-- Start of Material for this exercise --

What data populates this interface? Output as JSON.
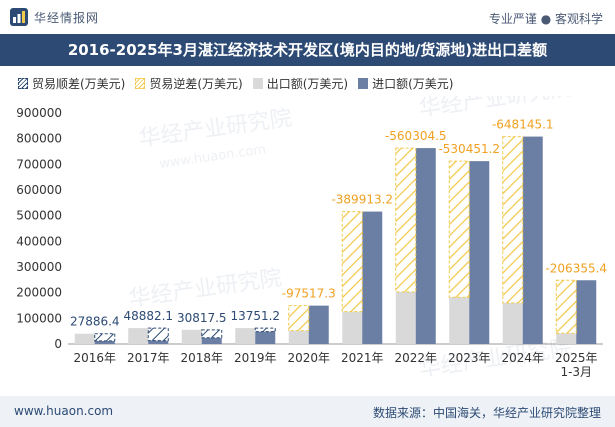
{
  "header": {
    "brand_name": "华经情报网",
    "slogan": "专业严谨 ● 客观科学",
    "title": "2016-2025年3月湛江经济技术开发区(境内目的地/货源地)进出口差额"
  },
  "footer": {
    "site": "www.huaon.com",
    "source": "数据来源：中国海关，华经产业研究院整理"
  },
  "watermark": {
    "text": "华经产业研究院",
    "url": "www.huaon.com"
  },
  "colors": {
    "header_bg": "#2c4a74",
    "surplus_border": "#2c4a74",
    "deficit": "#f2c94c",
    "export": "#d9d9d9",
    "import": "#6b7ea3",
    "label": "#f0a020",
    "surplus_label": "#2c4a74"
  },
  "chart_data": {
    "type": "bar",
    "title": "",
    "xlabel": "",
    "ylabel": "",
    "ylim": [
      0,
      900000
    ],
    "yticks": [
      0,
      100000,
      200000,
      300000,
      400000,
      500000,
      600000,
      700000,
      800000,
      900000
    ],
    "categories": [
      "2016年",
      "2017年",
      "2018年",
      "2019年",
      "2020年",
      "2021年",
      "2022年",
      "2023年",
      "2024年",
      "2025年\n1-3月"
    ],
    "series": [
      {
        "name": "贸易顺差(万美元)",
        "values": [
          27886.4,
          48882.1,
          30817.5,
          13751.2,
          null,
          null,
          null,
          null,
          null,
          null
        ]
      },
      {
        "name": "贸易逆差(万美元)",
        "values": [
          null,
          null,
          null,
          null,
          -97517.3,
          -389913.2,
          -560304.5,
          -530451.2,
          -648145.1,
          -206355.4
        ]
      },
      {
        "name": "出口额(万美元)",
        "values": [
          40000,
          62000,
          55000,
          62000,
          52000,
          126000,
          203000,
          182000,
          160000,
          42000
        ]
      },
      {
        "name": "进口额(万美元)",
        "values": [
          12113.6,
          13117.9,
          24182.5,
          48248.8,
          149517.3,
          515913.2,
          763304.5,
          712451.2,
          808145.1,
          248355.4
        ]
      }
    ],
    "data_labels": [
      "27886.4",
      "48882.1",
      "30817.5",
      "13751.2",
      "-97517.3",
      "-389913.2",
      "-560304.5",
      "-530451.2",
      "-648145.1",
      "-206355.4"
    ],
    "legend": "top-left",
    "grid": false
  }
}
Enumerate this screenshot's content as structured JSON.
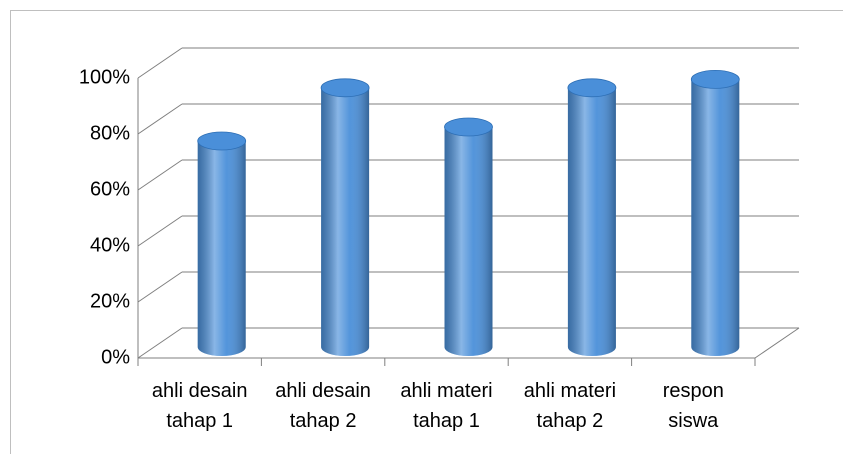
{
  "chart_data": {
    "type": "bar3d",
    "categories": [
      "ahli desain\ntahap 1",
      "ahli desain\ntahap 2",
      "ahli materi\ntahap 1",
      "ahli materi\ntahap 2",
      "respon\nsiswa"
    ],
    "values": [
      75,
      94,
      80,
      94,
      97
    ],
    "color": "#4a8fd9",
    "ylim": [
      0,
      100
    ],
    "yticks": [
      {
        "value": 0,
        "label": "0%"
      },
      {
        "value": 20,
        "label": "20%"
      },
      {
        "value": 40,
        "label": "40%"
      },
      {
        "value": 60,
        "label": "60%"
      },
      {
        "value": 80,
        "label": "80%"
      },
      {
        "value": 100,
        "label": "100%"
      }
    ],
    "grid": true
  }
}
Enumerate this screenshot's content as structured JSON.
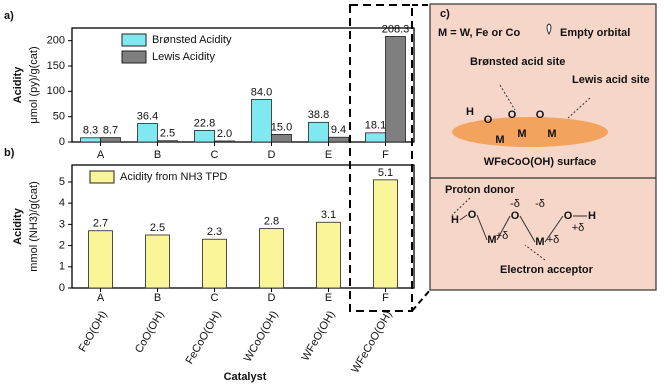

-- End of Material for this exercise --

Identify each line holding the string "title", and copy it out.

→ Worked answer:
    "title": "2016-2025年3月湛江经济技术开发区(境内目的地/货源地)进出口差额"
    "title": "",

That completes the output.